→ BRIEF
Pull out every line below containing the word "xlabel".

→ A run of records

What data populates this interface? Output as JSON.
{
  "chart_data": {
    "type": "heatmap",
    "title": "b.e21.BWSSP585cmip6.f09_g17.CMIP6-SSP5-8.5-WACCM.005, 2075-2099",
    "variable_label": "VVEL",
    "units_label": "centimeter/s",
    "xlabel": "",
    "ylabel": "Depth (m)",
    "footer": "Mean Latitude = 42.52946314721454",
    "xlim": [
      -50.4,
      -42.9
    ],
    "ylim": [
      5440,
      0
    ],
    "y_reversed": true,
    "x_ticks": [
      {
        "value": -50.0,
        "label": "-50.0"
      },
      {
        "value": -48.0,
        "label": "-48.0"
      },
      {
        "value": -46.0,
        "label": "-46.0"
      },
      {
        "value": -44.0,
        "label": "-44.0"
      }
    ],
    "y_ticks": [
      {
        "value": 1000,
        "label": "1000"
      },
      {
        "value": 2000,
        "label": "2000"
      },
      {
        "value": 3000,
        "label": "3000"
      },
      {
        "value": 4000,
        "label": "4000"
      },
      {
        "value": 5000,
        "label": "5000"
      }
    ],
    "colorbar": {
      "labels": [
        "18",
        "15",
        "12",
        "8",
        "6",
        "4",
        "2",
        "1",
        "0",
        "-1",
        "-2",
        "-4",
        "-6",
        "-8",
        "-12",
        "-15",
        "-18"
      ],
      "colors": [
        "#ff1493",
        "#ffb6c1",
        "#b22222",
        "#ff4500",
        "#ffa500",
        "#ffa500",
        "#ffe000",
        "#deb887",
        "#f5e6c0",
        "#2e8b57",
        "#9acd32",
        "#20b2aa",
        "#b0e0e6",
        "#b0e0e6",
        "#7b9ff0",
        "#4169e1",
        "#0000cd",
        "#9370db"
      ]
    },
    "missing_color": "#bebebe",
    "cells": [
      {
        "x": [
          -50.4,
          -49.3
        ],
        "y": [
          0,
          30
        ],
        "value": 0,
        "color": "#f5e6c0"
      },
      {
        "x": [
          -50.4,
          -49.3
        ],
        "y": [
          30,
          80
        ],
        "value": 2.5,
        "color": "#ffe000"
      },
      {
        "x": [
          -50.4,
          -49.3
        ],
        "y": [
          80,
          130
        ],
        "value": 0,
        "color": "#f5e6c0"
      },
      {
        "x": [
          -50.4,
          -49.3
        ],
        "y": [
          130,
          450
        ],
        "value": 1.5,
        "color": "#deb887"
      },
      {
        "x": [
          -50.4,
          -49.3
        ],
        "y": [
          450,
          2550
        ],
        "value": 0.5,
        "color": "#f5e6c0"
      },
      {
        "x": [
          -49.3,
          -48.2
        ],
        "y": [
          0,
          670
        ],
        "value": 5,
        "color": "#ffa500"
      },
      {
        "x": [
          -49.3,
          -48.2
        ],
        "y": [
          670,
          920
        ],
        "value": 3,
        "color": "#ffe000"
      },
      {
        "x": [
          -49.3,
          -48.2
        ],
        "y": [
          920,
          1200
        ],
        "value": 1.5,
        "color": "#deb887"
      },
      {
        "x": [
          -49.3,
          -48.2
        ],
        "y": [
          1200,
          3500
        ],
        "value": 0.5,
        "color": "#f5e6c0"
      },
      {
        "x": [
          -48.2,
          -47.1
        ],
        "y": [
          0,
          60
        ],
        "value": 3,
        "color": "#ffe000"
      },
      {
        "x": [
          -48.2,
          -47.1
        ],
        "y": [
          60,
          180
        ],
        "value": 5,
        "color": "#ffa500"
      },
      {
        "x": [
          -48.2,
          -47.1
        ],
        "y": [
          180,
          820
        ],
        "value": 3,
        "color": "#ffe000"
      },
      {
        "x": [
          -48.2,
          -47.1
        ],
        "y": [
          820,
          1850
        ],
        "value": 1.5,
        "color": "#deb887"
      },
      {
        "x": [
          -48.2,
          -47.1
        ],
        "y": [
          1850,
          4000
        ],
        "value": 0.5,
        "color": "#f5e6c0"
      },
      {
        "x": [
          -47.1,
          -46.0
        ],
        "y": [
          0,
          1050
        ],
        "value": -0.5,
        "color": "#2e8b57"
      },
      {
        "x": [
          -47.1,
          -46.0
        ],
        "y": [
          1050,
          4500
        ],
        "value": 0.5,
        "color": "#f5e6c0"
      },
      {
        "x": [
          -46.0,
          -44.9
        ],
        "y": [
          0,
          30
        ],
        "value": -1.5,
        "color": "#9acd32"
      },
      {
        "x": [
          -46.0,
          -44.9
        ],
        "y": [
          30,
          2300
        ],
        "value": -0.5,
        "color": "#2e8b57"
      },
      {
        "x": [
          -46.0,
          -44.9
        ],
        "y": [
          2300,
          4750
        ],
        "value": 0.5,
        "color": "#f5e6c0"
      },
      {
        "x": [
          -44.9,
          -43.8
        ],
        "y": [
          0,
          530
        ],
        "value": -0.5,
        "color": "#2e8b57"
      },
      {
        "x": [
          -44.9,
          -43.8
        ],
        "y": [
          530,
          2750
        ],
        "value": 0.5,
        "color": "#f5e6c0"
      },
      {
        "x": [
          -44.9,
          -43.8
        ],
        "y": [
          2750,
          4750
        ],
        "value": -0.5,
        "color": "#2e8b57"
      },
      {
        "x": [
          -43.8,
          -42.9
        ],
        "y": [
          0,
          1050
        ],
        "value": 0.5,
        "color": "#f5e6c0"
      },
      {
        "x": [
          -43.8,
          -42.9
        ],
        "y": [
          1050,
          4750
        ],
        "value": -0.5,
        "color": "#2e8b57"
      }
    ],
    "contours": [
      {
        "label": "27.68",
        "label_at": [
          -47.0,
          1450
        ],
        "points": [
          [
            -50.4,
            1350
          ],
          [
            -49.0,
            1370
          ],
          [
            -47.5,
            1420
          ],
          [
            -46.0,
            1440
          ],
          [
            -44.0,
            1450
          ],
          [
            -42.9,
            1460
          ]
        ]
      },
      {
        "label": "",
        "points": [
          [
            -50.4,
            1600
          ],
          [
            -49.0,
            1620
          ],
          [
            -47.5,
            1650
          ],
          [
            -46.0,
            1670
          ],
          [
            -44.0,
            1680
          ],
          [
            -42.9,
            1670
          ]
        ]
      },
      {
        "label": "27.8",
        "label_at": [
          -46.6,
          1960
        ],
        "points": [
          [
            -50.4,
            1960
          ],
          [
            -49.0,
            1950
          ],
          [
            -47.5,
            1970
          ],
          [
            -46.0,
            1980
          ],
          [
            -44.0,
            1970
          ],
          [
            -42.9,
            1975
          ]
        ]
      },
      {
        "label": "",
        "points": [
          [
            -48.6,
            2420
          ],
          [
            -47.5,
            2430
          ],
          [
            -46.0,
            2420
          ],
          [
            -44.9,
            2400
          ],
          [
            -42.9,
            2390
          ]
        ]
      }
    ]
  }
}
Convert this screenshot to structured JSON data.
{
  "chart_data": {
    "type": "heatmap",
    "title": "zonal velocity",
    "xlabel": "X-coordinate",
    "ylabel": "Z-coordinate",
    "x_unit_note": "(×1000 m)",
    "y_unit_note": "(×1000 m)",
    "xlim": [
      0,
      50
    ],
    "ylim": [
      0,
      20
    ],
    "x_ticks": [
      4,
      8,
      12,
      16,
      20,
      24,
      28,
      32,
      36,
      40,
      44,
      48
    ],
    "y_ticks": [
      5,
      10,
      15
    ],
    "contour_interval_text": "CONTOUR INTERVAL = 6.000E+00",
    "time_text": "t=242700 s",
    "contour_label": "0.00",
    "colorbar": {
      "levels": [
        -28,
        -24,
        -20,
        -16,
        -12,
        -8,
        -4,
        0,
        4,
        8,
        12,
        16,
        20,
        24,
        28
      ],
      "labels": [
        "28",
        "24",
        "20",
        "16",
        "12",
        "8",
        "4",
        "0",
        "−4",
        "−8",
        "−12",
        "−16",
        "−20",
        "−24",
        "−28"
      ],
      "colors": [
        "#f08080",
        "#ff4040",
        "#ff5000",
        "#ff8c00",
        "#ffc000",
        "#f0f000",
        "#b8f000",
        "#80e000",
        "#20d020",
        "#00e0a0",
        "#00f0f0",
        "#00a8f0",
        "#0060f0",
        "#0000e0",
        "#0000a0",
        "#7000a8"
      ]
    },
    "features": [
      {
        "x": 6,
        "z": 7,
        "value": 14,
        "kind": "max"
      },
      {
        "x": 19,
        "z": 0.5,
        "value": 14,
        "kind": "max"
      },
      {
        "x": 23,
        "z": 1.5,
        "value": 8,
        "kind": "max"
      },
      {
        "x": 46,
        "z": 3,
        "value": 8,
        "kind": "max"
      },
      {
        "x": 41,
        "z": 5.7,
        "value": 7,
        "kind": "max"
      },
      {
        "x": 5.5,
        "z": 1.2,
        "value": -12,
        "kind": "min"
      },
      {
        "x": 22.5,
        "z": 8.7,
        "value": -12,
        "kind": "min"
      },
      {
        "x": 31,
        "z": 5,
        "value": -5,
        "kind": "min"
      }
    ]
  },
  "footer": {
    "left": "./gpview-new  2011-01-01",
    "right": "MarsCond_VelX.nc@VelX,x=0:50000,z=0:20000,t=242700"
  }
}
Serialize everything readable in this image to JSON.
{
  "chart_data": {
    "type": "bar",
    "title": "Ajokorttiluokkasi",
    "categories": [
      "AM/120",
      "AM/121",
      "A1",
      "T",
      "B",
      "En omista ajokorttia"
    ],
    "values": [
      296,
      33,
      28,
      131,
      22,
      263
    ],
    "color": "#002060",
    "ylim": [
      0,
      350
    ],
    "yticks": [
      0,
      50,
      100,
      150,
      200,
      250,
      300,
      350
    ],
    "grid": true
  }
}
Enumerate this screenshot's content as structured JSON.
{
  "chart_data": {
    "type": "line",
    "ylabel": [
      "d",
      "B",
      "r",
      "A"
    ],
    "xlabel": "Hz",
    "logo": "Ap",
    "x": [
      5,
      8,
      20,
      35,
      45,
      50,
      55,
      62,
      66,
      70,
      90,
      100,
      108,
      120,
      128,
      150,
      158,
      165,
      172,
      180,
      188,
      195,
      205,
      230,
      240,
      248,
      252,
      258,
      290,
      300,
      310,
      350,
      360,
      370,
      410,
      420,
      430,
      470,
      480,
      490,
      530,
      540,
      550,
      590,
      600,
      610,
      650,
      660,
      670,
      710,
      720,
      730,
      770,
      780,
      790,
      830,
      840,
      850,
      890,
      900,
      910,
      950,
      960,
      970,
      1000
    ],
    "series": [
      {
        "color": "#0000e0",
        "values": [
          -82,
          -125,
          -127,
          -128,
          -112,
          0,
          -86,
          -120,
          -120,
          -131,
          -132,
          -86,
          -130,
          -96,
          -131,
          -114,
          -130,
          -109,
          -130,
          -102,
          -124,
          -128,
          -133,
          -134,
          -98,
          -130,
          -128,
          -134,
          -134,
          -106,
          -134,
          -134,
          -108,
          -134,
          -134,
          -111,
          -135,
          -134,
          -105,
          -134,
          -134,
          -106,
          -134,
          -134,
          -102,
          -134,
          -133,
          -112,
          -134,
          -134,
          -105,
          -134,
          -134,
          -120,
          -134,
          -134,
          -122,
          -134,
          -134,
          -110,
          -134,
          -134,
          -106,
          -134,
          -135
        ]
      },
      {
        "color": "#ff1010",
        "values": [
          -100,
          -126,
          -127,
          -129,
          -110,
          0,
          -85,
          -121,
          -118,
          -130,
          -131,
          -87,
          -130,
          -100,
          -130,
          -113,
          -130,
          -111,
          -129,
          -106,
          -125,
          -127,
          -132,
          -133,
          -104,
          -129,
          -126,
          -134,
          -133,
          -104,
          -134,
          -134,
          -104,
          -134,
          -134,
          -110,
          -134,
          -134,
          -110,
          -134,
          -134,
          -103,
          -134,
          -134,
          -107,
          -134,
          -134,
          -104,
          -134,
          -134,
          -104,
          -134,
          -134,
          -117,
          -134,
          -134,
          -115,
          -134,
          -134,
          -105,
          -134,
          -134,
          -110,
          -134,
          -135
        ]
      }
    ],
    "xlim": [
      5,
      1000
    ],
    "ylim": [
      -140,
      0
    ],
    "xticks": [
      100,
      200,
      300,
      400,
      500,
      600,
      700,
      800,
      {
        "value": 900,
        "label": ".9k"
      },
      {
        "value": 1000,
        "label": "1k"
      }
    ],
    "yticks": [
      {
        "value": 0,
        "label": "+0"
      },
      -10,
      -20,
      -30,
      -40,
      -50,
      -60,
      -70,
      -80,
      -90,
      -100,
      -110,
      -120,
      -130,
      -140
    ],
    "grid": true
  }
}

→ WORKED ANSWER
    "xlabel": "",
    "xlabel": "X-coordinate",
    "xlabel": "Hz",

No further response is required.